• **DIRECTION**
Every entry below should be printed exactly, without its images.

• **SOURCE MATERIAL**

--- --- ---

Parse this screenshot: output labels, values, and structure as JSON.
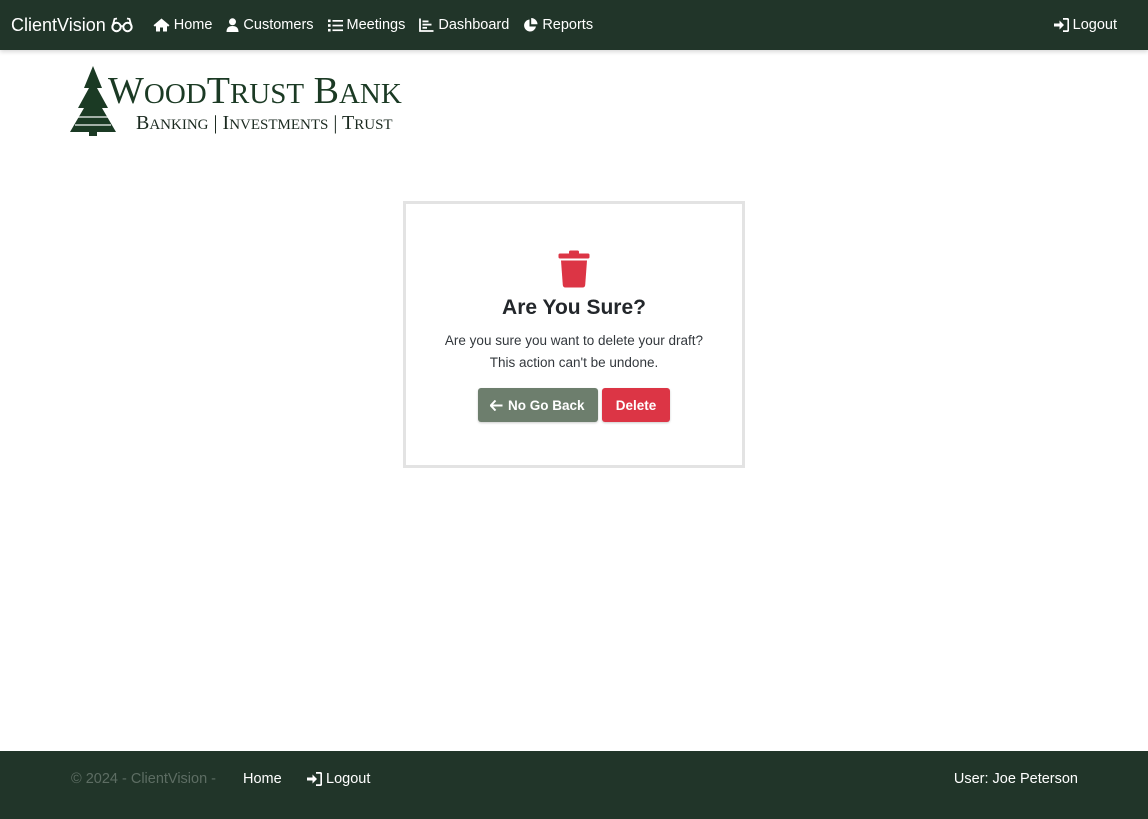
{
  "navbar": {
    "brand": "ClientVision",
    "brand_icon": "glasses-icon",
    "links": [
      {
        "label": "Home",
        "icon": "home-icon"
      },
      {
        "label": "Customers",
        "icon": "user-icon"
      },
      {
        "label": "Meetings",
        "icon": "list-icon"
      },
      {
        "label": "Dashboard",
        "icon": "chart-icon"
      },
      {
        "label": "Reports",
        "icon": "pie-chart-icon"
      }
    ],
    "logout": {
      "label": "Logout",
      "icon": "sign-in-icon"
    }
  },
  "logo": {
    "line1_parts": [
      "W",
      "OOD",
      "T",
      "RUST",
      " B",
      "ANK"
    ],
    "line2_parts": [
      "B",
      "ANKING",
      " | ",
      "I",
      "NVESTMENTS",
      " | ",
      "T",
      "RUST"
    ],
    "alt": "WoodTrust Bank - Banking | Investments | Trust"
  },
  "dialog": {
    "icon": "trash-icon",
    "title": "Are You Sure?",
    "message": "Are you sure you want to delete your draft? This action can't be undone.",
    "back_button": "No Go Back",
    "delete_button": "Delete"
  },
  "footer": {
    "copyright": "© 2024 - ClientVision -",
    "home": "Home",
    "logout": "Logout",
    "user": "User: Joe Peterson"
  },
  "colors": {
    "navbar": "#213529",
    "brand_green": "#1b3a24",
    "back_button": "#6d7e6d",
    "delete_button": "#dc3545",
    "trash_icon": "#dc3545"
  }
}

--- --- ---

• **REPLY TO THE TASK**
Parse this screenshot: output labels, values, and structure as JSON.
{
  "navbar": {
    "brand": "ClientVision",
    "brand_icon": "glasses-icon",
    "links": [
      {
        "label": "Home",
        "icon": "home-icon"
      },
      {
        "label": "Customers",
        "icon": "user-icon"
      },
      {
        "label": "Meetings",
        "icon": "list-icon"
      },
      {
        "label": "Dashboard",
        "icon": "chart-icon"
      },
      {
        "label": "Reports",
        "icon": "pie-chart-icon"
      }
    ],
    "logout": {
      "label": "Logout",
      "icon": "sign-in-icon"
    }
  },
  "logo": {
    "line1_parts": [
      "W",
      "OOD",
      "T",
      "RUST",
      " B",
      "ANK"
    ],
    "line2_parts": [
      "B",
      "ANKING",
      " | ",
      "I",
      "NVESTMENTS",
      " | ",
      "T",
      "RUST"
    ],
    "alt": "WoodTrust Bank - Banking | Investments | Trust"
  },
  "dialog": {
    "icon": "trash-icon",
    "title": "Are You Sure?",
    "message": "Are you sure you want to delete your draft? This action can't be undone.",
    "back_button": "No Go Back",
    "delete_button": "Delete"
  },
  "footer": {
    "copyright": "© 2024 - ClientVision -",
    "home": "Home",
    "logout": "Logout",
    "user": "User: Joe Peterson"
  },
  "colors": {
    "navbar": "#213529",
    "brand_green": "#1b3a24",
    "back_button": "#6d7e6d",
    "delete_button": "#dc3545",
    "trash_icon": "#dc3545"
  }
}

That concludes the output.